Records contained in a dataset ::

-- -- --

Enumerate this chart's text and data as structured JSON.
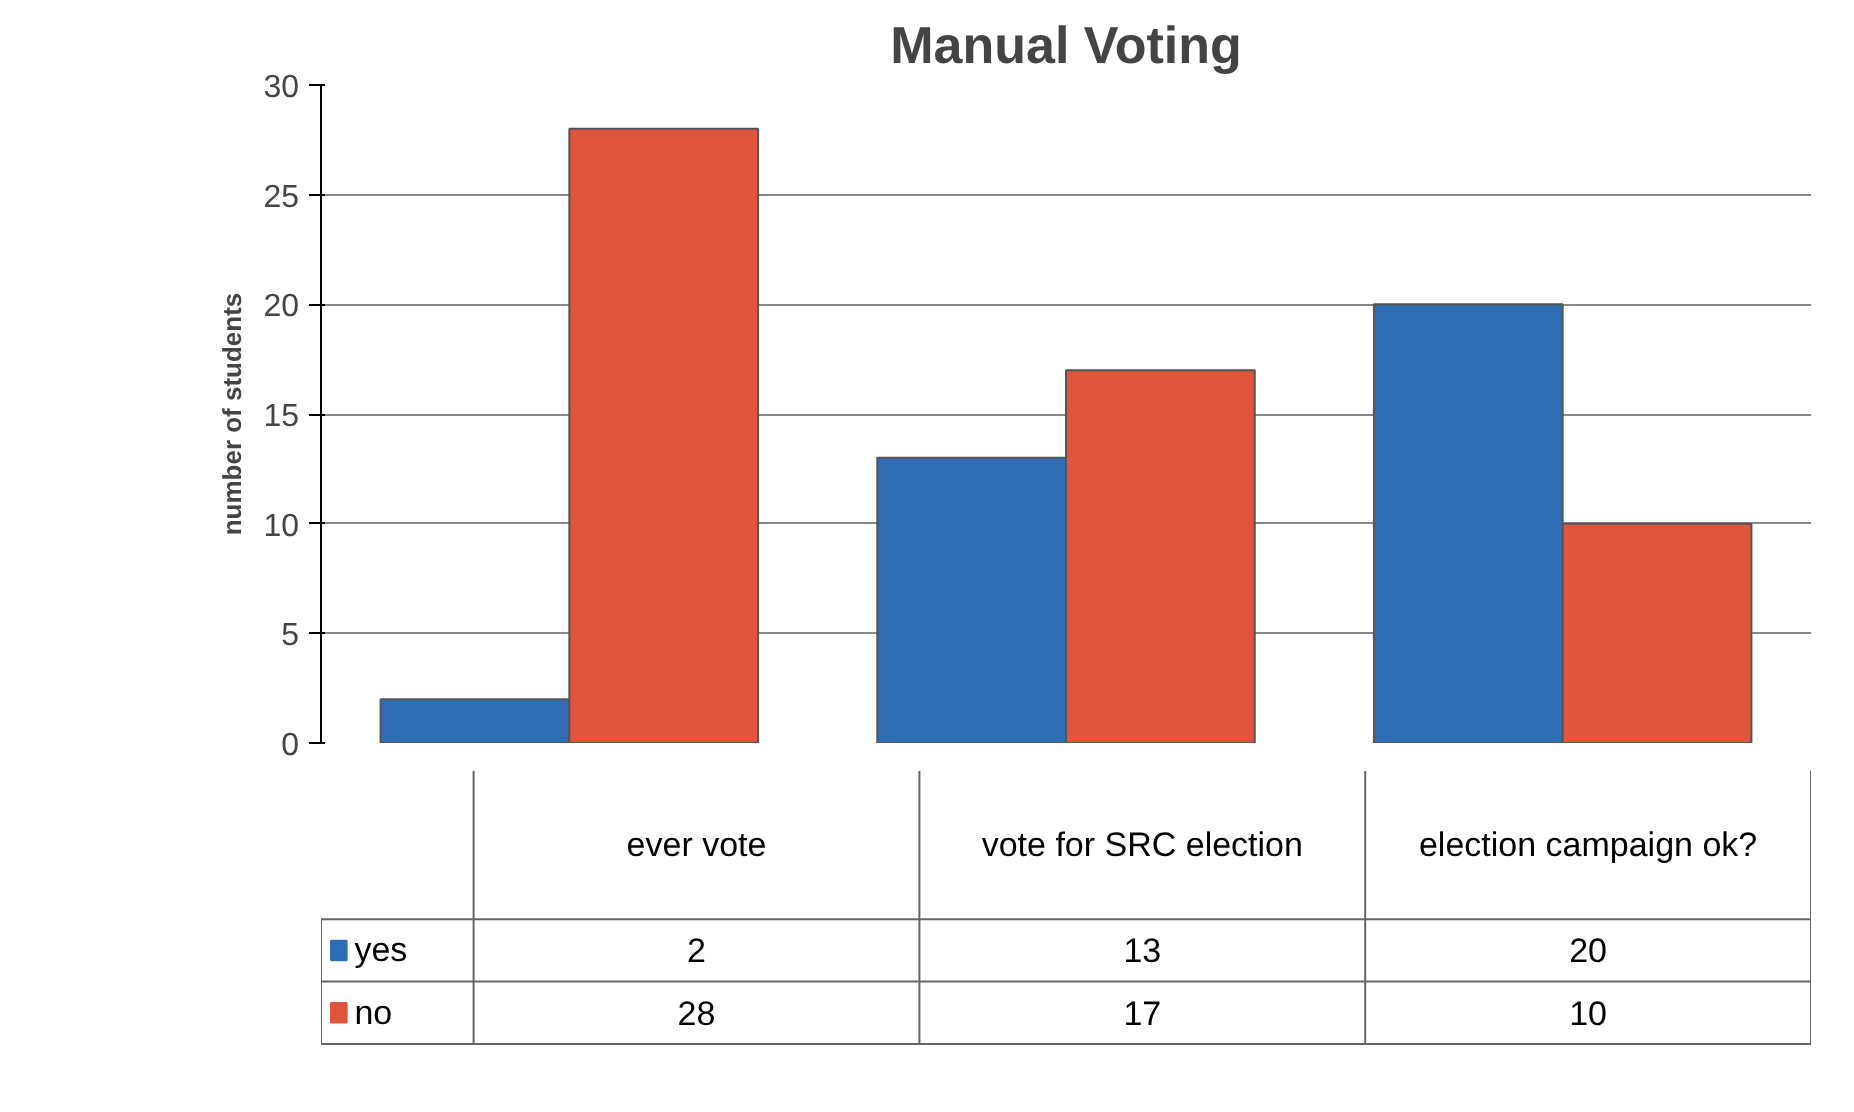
{
  "chart_data": {
    "type": "bar",
    "title": "Manual Voting",
    "ylabel": "number of students",
    "categories": [
      "ever vote",
      "vote for SRC election",
      "election campaign ok?"
    ],
    "series": [
      {
        "name": "yes",
        "color": "#2f6db5",
        "values": [
          2,
          13,
          20
        ]
      },
      {
        "name": "no",
        "color": "#e0553c",
        "values": [
          28,
          17,
          10
        ]
      }
    ],
    "ylim": [
      0,
      30
    ],
    "yticks": [
      0,
      5,
      10,
      15,
      20,
      25,
      30
    ],
    "grid": "y",
    "legend": "bottom left",
    "data_labels": true
  }
}
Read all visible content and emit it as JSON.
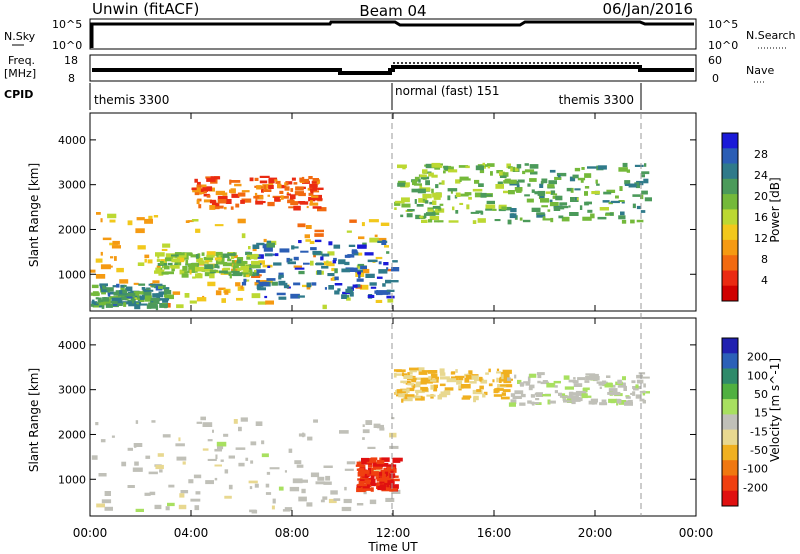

-- -- --

YOUR OBJECTIVE :: Set down the material above as is, without any pictures.

FINISHED EXERCISE ::
Enumerate this chart's text and data as structured JSON.
{
  "chart_data": {
    "type": "bar",
    "title": "Manual Voting",
    "ylabel": "number of students",
    "categories": [
      "ever vote",
      "vote for SRC election",
      "election campaign ok?"
    ],
    "series": [
      {
        "name": "yes",
        "color": "#2f6db5",
        "values": [
          2,
          13,
          20
        ]
      },
      {
        "name": "no",
        "color": "#e0553c",
        "values": [
          28,
          17,
          10
        ]
      }
    ],
    "ylim": [
      0,
      30
    ],
    "yticks": [
      0,
      5,
      10,
      15,
      20,
      25,
      30
    ],
    "grid": "y",
    "legend": "bottom left",
    "data_labels": true
  }
}
Read all visible content and emit it as JSON.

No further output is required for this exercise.